Dataset content ▸

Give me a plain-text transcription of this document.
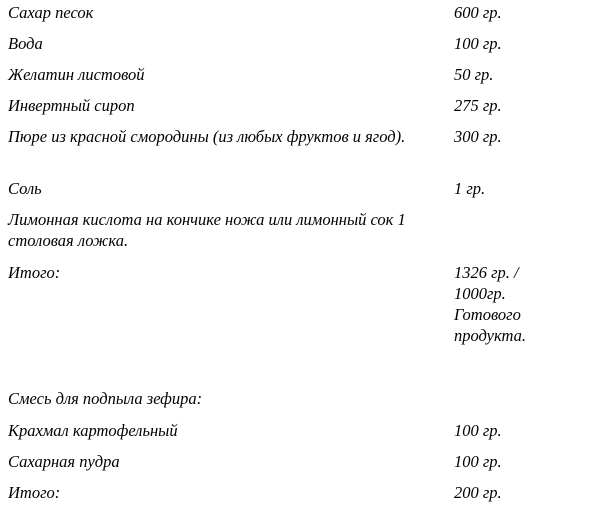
Сахар песок	600 гр.
Вода	100 гр.
Желатин листовой	50 гр.
Инвертный сироп	275 гр.
Пюре из красной смородины (из любых фруктов и ягод).	300 гр.
Соль	1 гр.
Лимонная кислота на кончике ножа или лимонный сок 1 столовая ложка.
Итого:	1326 гр. / 1000гр. Готового продукта.
Смесь для подпыла зефира:
Крахмал картофельный	100 гр.
Сахарная пудра	100 гр.
Итого:	200 гр.
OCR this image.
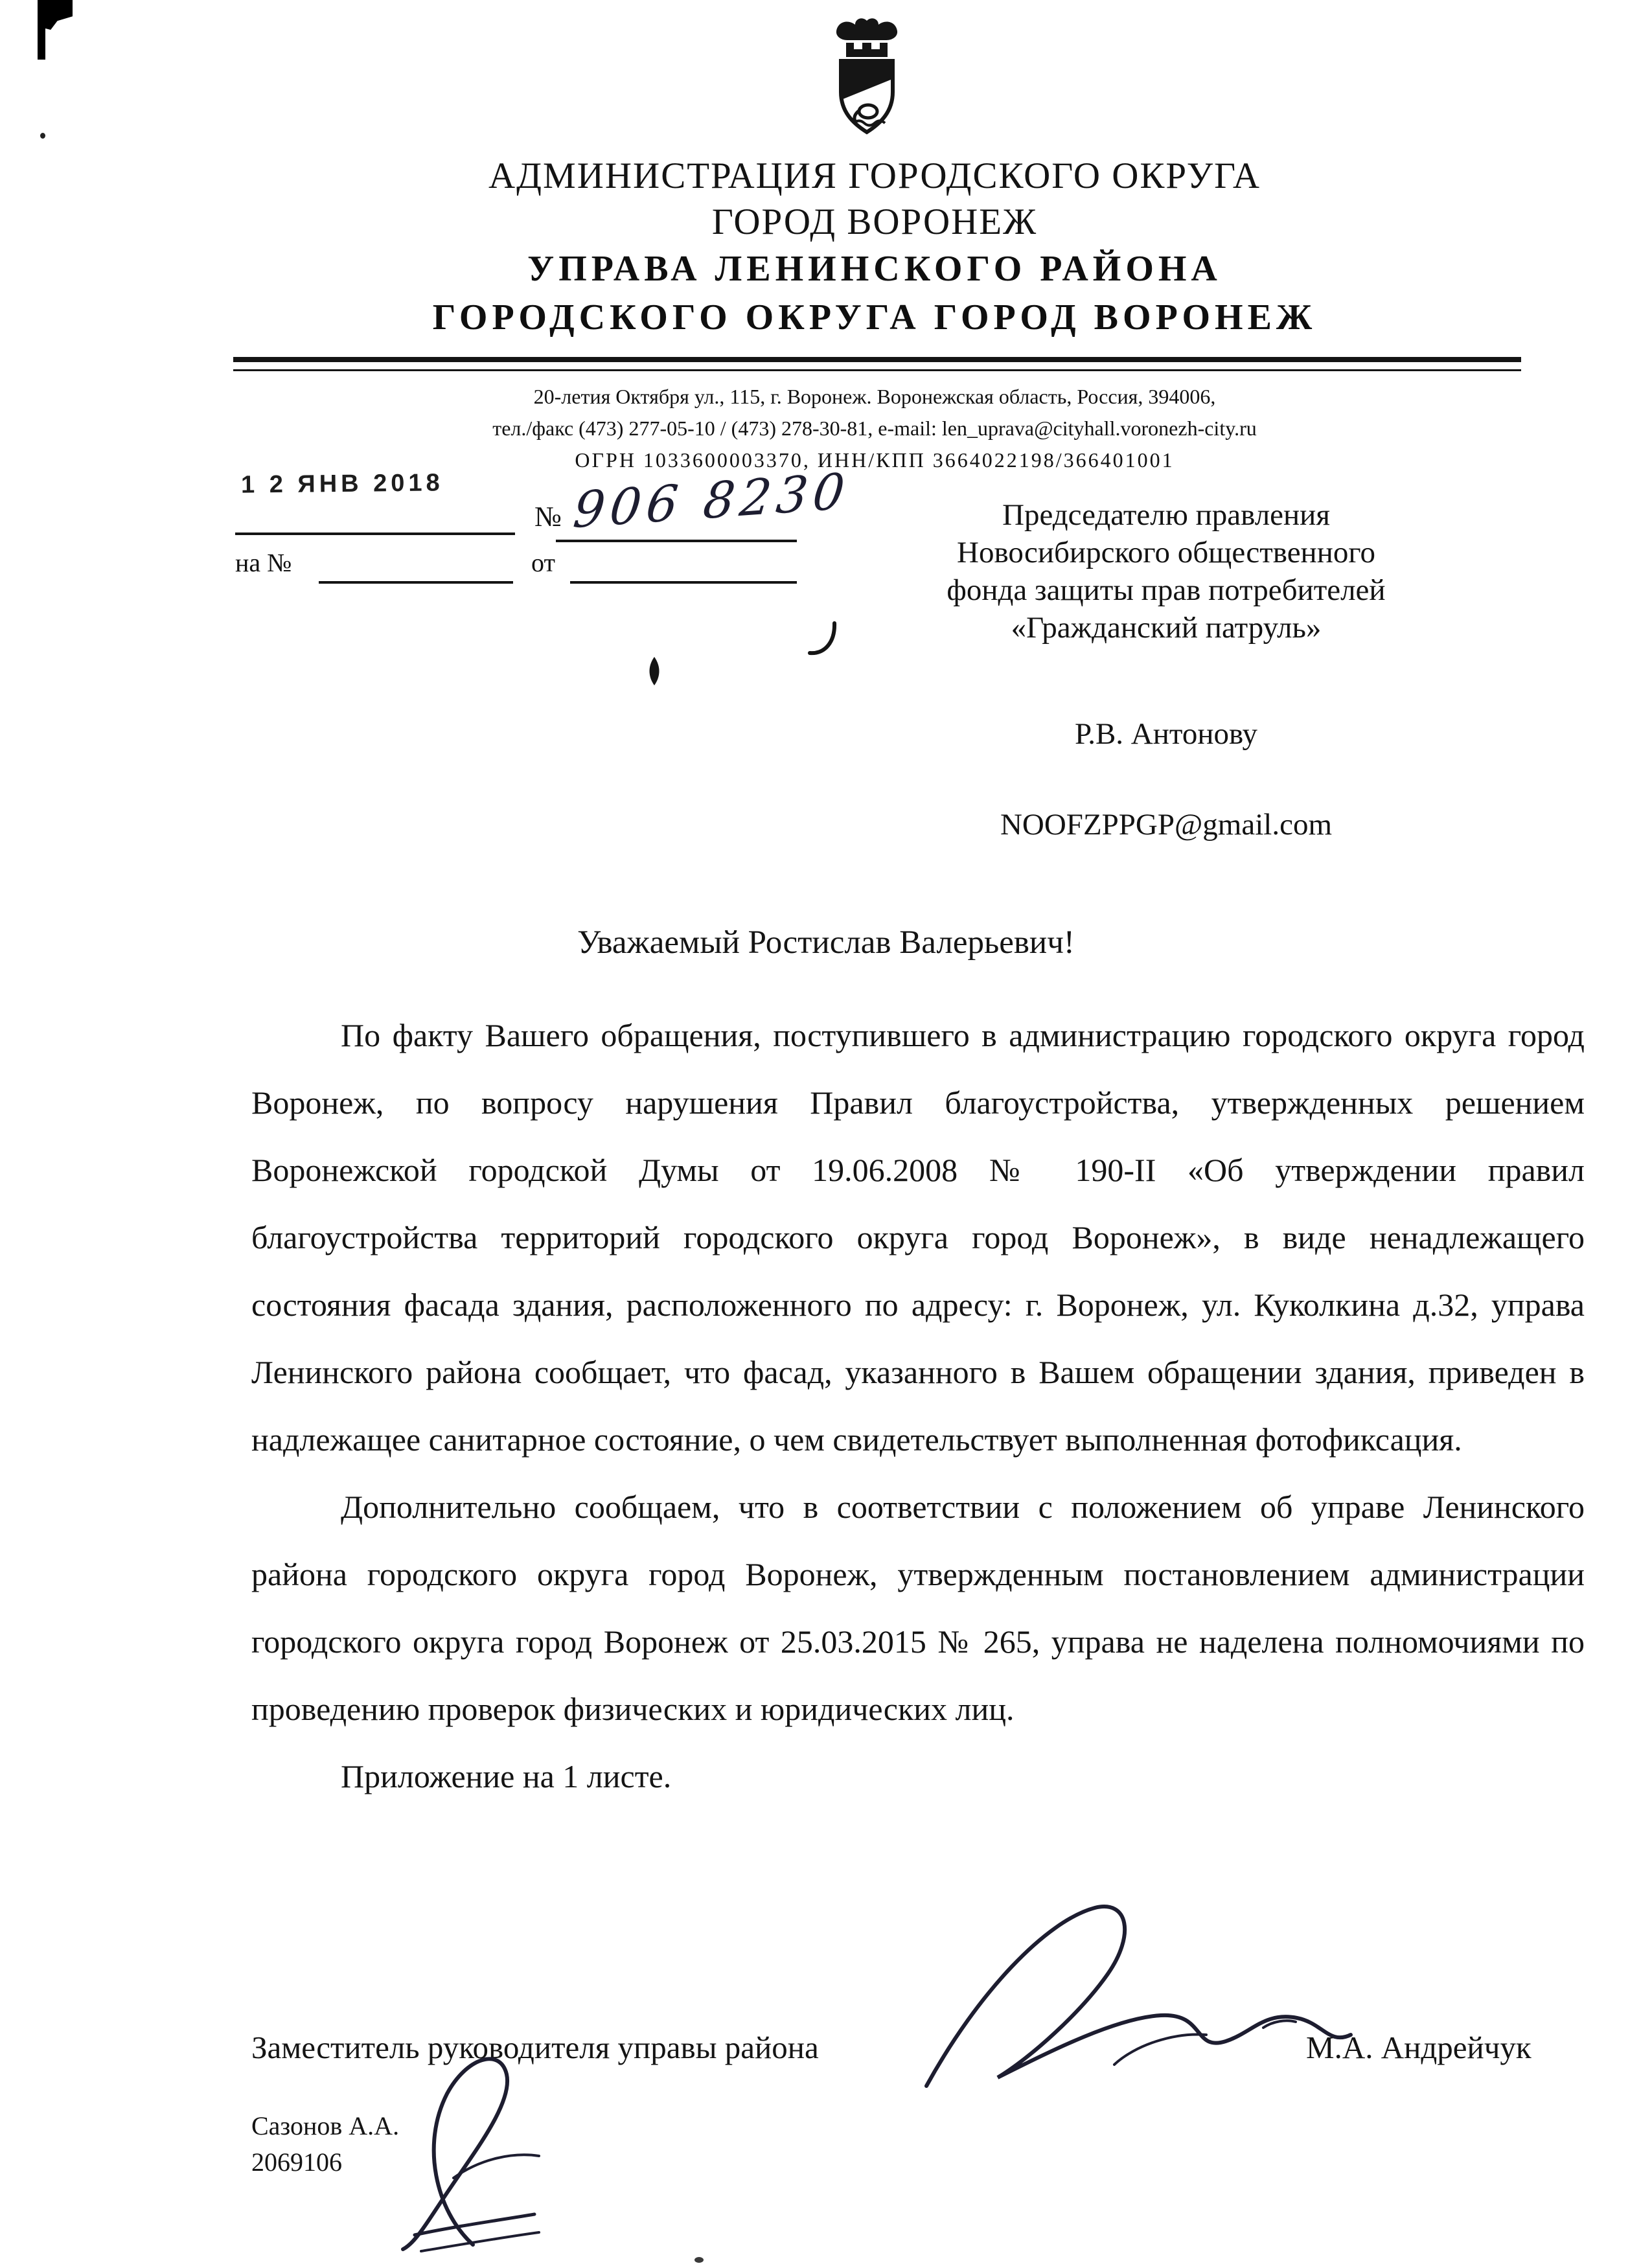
АДМИНИСТРАЦИЯ ГОРОДСКОГО ОКРУГА
ГОРОД ВОРОНЕЖ
УПРАВА ЛЕНИНСКОГО РАЙОНА
ГОРОДСКОГО ОКРУГА ГОРОД ВОРОНЕЖ
20-летия Октября ул., 115, г. Воронеж. Воронежская область, Россия, 394006,
тел./факс (473) 277-05-10 / (473) 278-30-81, e-mail: len_uprava@cityhall.voronezh-city.ru
ОГРН 1033600003370, ИНН/КПП 3664022198/366401001
1 2 ЯНВ 2018
№ 906 8230
на №	от
Председателю правления
Новосибирского общественного
фонда защиты прав потребителей
«Гражданский патруль»
Р.В. Антонову
NOOFZPPGP@gmail.com
Уважаемый Ростислав Валерьевич!

По факту Вашего обращения, поступившего в администрацию городского округа город Воронеж, по вопросу нарушения Правил благоустройства, утвержденных решением Воронежской городской Думы от 19.06.2008 № 190-II «Об утверждении правил благоустройства территорий городского округа город Воронеж», в виде ненадлежащего состояния фасада здания, расположенного по адресу: г. Воронеж, ул. Куколкина д.32, управа Ленинского района сообщает, что фасад, указанного в Вашем обращении здания, приведен в надлежащее санитарное состояние, о чем свидетельствует выполненная фотофиксация.

Дополнительно сообщаем, что в соответствии с положением об управе Ленинского района городского округа город Воронеж, утвержденным постановлением администрации городского округа город Воронеж от 25.03.2015 № 265, управа не наделена полномочиями по проведению проверок физических и юридических лиц.

Приложение на 1 листе.

Заместитель руководителя управы района	М.А. Андрейчук
Сазонов А.А.
2069106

Set task ▸
In your copy, leave out the pictures and reproduce the material above exactly.

Completed exercise ▸
Give me a plain-text transcription of this document.
Сахар песок	600 гр.
Вода	100 гр.
Желатин листовой	50 гр.
Инвертный сироп	275 гр.
Пюре из красной смородины (из любых фруктов и ягод).	300 гр.
Соль	1 гр.
Лимонная кислота на кончике ножа или лимонный сок 1 столовая ложка.
Итого:	1326 гр. / 1000гр. Готового продукта.
Смесь для подпыла зефира:
Крахмал картофельный	100 гр.
Сахарная пудра	100 гр.
Итого:	200 гр.
OCR this image.
АДМИНИСТРАЦИЯ ГОРОДСКОГО ОКРУГА
ГОРОД ВОРОНЕЖ
УПРАВА ЛЕНИНСКОГО РАЙОНА
ГОРОДСКОГО ОКРУГА ГОРОД ВОРОНЕЖ
20-летия Октября ул., 115, г. Воронеж. Воронежская область, Россия, 394006,
тел./факс (473) 277-05-10 / (473) 278-30-81, e-mail: len_uprava@cityhall.voronezh-city.ru
ОГРН 1033600003370, ИНН/КПП 3664022198/366401001
1 2 ЯНВ 2018
№ 906 8230
на №	от
Председателю правления
Новосибирского общественного
фонда защиты прав потребителей
«Гражданский патруль»
Р.В. Антонову
NOOFZPPGP@gmail.com
Уважаемый Ростислав Валерьевич!

По факту Вашего обращения, поступившего в администрацию городского округа город Воронеж, по вопросу нарушения Правил благоустройства, утвержденных решением Воронежской городской Думы от 19.06.2008 № 190-II «Об утверждении правил благоустройства территорий городского округа город Воронеж», в виде ненадлежащего состояния фасада здания, расположенного по адресу: г. Воронеж, ул. Куколкина д.32, управа Ленинского района сообщает, что фасад, указанного в Вашем обращении здания, приведен в надлежащее санитарное состояние, о чем свидетельствует выполненная фотофиксация.

Дополнительно сообщаем, что в соответствии с положением об управе Ленинского района городского округа город Воронеж, утвержденным постановлением администрации городского округа город Воронеж от 25.03.2015 № 265, управа не наделена полномочиями по проведению проверок физических и юридических лиц.

Приложение на 1 листе.

Заместитель руководителя управы района	М.А. Андрейчук
Сазонов А.А.
2069106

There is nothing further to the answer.